* _Task brief_:
Leave out the pictures; transcribe all else exactly.

* _Data shown_:
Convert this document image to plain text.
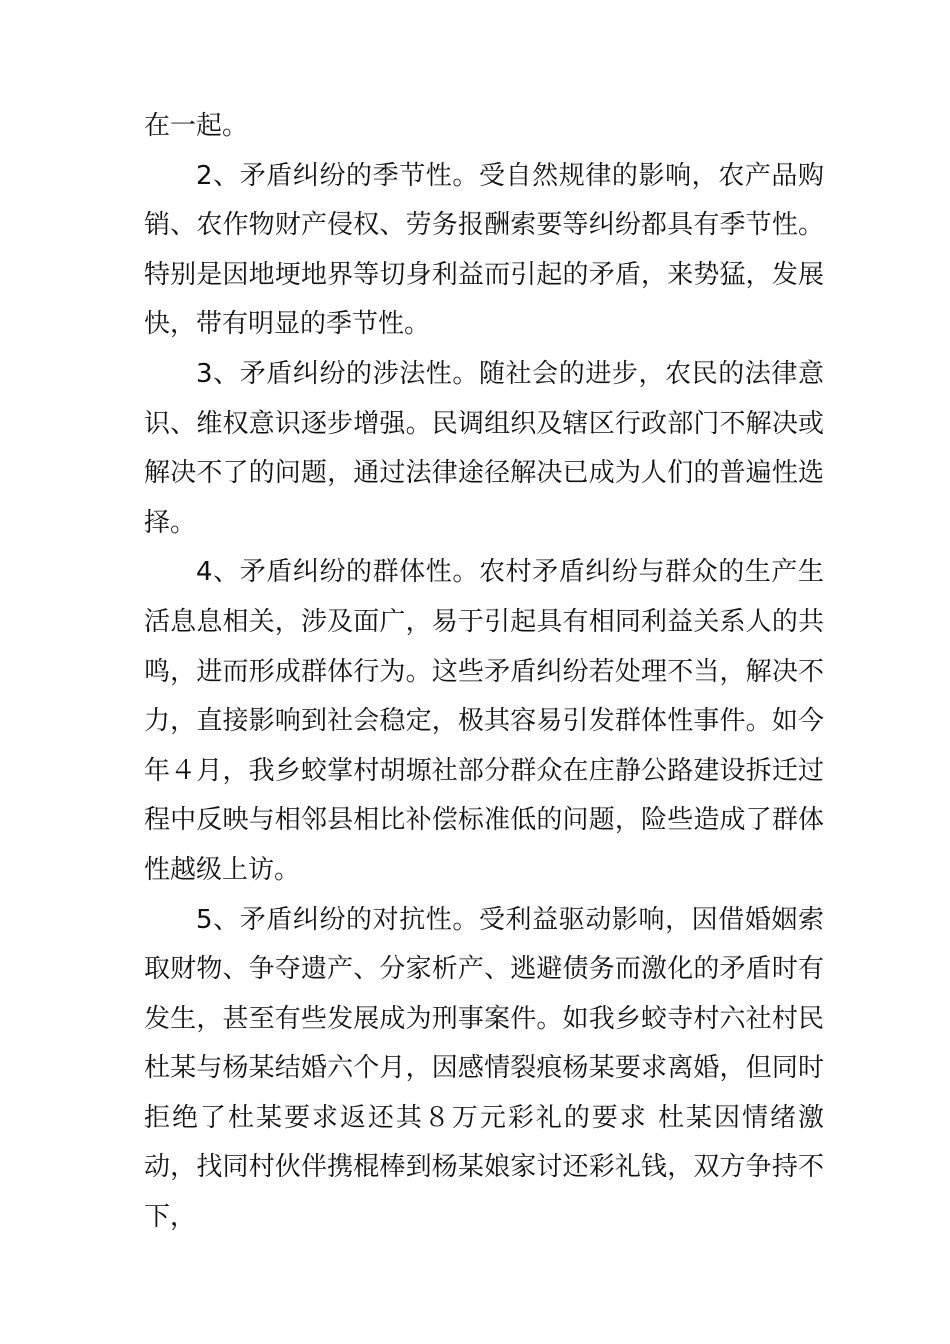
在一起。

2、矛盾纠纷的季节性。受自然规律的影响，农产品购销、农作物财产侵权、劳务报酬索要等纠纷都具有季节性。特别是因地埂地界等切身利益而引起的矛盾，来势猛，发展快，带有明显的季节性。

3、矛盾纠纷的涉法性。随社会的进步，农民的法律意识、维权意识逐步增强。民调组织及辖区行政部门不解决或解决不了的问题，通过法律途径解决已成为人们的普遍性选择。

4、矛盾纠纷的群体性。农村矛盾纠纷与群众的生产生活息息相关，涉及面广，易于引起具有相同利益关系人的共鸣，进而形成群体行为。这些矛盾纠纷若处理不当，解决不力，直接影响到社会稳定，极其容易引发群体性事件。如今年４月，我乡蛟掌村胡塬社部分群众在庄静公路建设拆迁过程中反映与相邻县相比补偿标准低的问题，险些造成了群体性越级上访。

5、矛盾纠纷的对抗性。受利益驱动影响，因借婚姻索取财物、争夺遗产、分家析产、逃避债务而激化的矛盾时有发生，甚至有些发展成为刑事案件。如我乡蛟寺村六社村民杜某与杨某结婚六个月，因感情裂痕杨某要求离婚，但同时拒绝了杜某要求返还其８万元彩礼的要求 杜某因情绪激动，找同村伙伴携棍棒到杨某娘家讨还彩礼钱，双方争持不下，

* _Full response_:
Convert this document image to plain text.
在一起。

2、矛盾纠纷的季节性。受自然规律的影响，农产品购销、农作物财产侵权、劳务报酬索要等纠纷都具有季节性。特别是因地埂地界等切身利益而引起的矛盾，来势猛，发展快，带有明显的季节性。

3、矛盾纠纷的涉法性。随社会的进步，农民的法律意识、维权意识逐步增强。民调组织及辖区行政部门不解决或解决不了的问题，通过法律途径解决已成为人们的普遍性选择。

4、矛盾纠纷的群体性。农村矛盾纠纷与群众的生产生活息息相关，涉及面广，易于引起具有相同利益关系人的共鸣，进而形成群体行为。这些矛盾纠纷若处理不当，解决不力，直接影响到社会稳定，极其容易引发群体性事件。如今年４月，我乡蛟掌村胡塬社部分群众在庄静公路建设拆迁过程中反映与相邻县相比补偿标准低的问题，险些造成了群体性越级上访。

5、矛盾纠纷的对抗性。受利益驱动影响，因借婚姻索取财物、争夺遗产、分家析产、逃避债务而激化的矛盾时有发生，甚至有些发展成为刑事案件。如我乡蛟寺村六社村民杜某与杨某结婚六个月，因感情裂痕杨某要求离婚，但同时拒绝了杜某要求返还其８万元彩礼的要求 杜某因情绪激动，找同村伙伴携棍棒到杨某娘家讨还彩礼钱，双方争持不下，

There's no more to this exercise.